Data excerpts:
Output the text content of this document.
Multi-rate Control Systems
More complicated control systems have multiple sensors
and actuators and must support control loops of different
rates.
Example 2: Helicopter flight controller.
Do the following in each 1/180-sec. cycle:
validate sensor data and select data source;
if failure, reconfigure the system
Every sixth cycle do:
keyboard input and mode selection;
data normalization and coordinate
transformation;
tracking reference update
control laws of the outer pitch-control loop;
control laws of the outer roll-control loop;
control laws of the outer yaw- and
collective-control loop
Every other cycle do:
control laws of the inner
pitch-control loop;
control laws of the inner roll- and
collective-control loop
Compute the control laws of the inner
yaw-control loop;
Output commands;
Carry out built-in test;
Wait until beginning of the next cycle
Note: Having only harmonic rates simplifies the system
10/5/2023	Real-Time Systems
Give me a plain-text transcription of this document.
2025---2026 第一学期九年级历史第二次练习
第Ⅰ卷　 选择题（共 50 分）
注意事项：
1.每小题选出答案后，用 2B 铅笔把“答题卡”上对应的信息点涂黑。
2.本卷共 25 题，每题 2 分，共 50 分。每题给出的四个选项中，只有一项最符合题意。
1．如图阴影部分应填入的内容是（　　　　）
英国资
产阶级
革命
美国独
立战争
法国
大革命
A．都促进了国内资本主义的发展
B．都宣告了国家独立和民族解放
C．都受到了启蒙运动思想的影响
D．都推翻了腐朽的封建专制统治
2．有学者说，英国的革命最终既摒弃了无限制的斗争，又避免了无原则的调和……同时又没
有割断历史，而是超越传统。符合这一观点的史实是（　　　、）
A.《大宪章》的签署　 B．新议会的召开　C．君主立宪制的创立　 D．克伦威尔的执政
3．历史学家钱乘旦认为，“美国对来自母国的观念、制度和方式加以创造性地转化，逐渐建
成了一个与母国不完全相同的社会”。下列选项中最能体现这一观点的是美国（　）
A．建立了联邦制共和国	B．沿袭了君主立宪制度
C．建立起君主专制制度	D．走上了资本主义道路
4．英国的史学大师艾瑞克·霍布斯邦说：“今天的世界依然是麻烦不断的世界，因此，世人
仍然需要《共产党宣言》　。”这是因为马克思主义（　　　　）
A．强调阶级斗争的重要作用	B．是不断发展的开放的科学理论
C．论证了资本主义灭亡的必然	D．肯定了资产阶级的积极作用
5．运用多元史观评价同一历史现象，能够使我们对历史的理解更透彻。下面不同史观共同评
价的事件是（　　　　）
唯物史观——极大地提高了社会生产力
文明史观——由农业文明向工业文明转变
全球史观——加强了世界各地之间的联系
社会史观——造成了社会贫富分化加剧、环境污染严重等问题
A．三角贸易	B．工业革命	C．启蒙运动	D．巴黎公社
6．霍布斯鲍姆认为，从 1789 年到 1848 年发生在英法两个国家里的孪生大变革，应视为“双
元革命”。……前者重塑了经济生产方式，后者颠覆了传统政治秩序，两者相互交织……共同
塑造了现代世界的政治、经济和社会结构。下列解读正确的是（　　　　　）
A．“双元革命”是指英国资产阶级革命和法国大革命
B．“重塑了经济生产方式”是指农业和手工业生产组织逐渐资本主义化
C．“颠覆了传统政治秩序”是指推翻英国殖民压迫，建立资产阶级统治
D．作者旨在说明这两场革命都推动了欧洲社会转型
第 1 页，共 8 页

▸ **AIM**
Output each entry precisely as given.

▸ **THE RESPONSE**
Output the text content of this document.
Multi-rate Control Systems
More complicated control systems have multiple sensors
and actuators and must support control loops of different
rates.
Example 2: Helicopter flight controller.
Do the following in each 1/180-sec. cycle:
validate sensor data and select data source;
if failure, reconfigure the system
Every sixth cycle do:
keyboard input and mode selection;
data normalization and coordinate
transformation;
tracking reference update
control laws of the outer pitch-control loop;
control laws of the outer roll-control loop;
control laws of the outer yaw- and
collective-control loop
Every other cycle do:
control laws of the inner
pitch-control loop;
control laws of the inner roll- and
collective-control loop
Compute the control laws of the inner
yaw-control loop;
Output commands;
Carry out built-in test;
Wait until beginning of the next cycle
Note: Having only harmonic rates simplifies the system
10/5/2023	Real-Time Systems
Give me a plain-text transcription of this document.
2025---2026 第一学期九年级历史第二次练习
第Ⅰ卷　 选择题（共 50 分）
注意事项：
1.每小题选出答案后，用 2B 铅笔把“答题卡”上对应的信息点涂黑。
2.本卷共 25 题，每题 2 分，共 50 分。每题给出的四个选项中，只有一项最符合题意。
1．如图阴影部分应填入的内容是（　　　　）
英国资
产阶级
革命
美国独
立战争
法国
大革命
A．都促进了国内资本主义的发展
B．都宣告了国家独立和民族解放
C．都受到了启蒙运动思想的影响
D．都推翻了腐朽的封建专制统治
2．有学者说，英国的革命最终既摒弃了无限制的斗争，又避免了无原则的调和……同时又没
有割断历史，而是超越传统。符合这一观点的史实是（　　　、）
A.《大宪章》的签署　 B．新议会的召开　C．君主立宪制的创立　 D．克伦威尔的执政
3．历史学家钱乘旦认为，“美国对来自母国的观念、制度和方式加以创造性地转化，逐渐建
成了一个与母国不完全相同的社会”。下列选项中最能体现这一观点的是美国（　）
A．建立了联邦制共和国	B．沿袭了君主立宪制度
C．建立起君主专制制度	D．走上了资本主义道路
4．英国的史学大师艾瑞克·霍布斯邦说：“今天的世界依然是麻烦不断的世界，因此，世人
仍然需要《共产党宣言》　。”这是因为马克思主义（　　　　）
A．强调阶级斗争的重要作用	B．是不断发展的开放的科学理论
C．论证了资本主义灭亡的必然	D．肯定了资产阶级的积极作用
5．运用多元史观评价同一历史现象，能够使我们对历史的理解更透彻。下面不同史观共同评
价的事件是（　　　　）
唯物史观——极大地提高了社会生产力
文明史观——由农业文明向工业文明转变
全球史观——加强了世界各地之间的联系
社会史观——造成了社会贫富分化加剧、环境污染严重等问题
A．三角贸易	B．工业革命	C．启蒙运动	D．巴黎公社
6．霍布斯鲍姆认为，从 1789 年到 1848 年发生在英法两个国家里的孪生大变革，应视为“双
元革命”。……前者重塑了经济生产方式，后者颠覆了传统政治秩序，两者相互交织……共同
塑造了现代世界的政治、经济和社会结构。下列解读正确的是（　　　　　）
A．“双元革命”是指英国资产阶级革命和法国大革命
B．“重塑了经济生产方式”是指农业和手工业生产组织逐渐资本主义化
C．“颠覆了传统政治秩序”是指推翻英国殖民压迫，建立资产阶级统治
D．作者旨在说明这两场革命都推动了欧洲社会转型
第 1 页，共 8 页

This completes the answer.